**WHAT IS REQUIRED:**
Find and copy every line in the records that includes the string "KEPEL".

** Start **

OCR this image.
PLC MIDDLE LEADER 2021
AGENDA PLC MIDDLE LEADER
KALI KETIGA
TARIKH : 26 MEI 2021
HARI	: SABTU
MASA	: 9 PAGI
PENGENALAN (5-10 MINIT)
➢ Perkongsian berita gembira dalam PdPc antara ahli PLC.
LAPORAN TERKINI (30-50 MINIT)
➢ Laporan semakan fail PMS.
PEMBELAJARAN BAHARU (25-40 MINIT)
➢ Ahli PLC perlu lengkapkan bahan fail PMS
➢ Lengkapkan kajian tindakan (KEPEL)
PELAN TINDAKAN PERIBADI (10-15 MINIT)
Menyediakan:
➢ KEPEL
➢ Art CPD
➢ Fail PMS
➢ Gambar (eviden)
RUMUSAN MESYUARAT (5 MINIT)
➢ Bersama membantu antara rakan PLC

** End **

**EXERCISE ANSWER:**
➢ Lengkapkan kajian tindakan (KEPEL)
➢ KEPEL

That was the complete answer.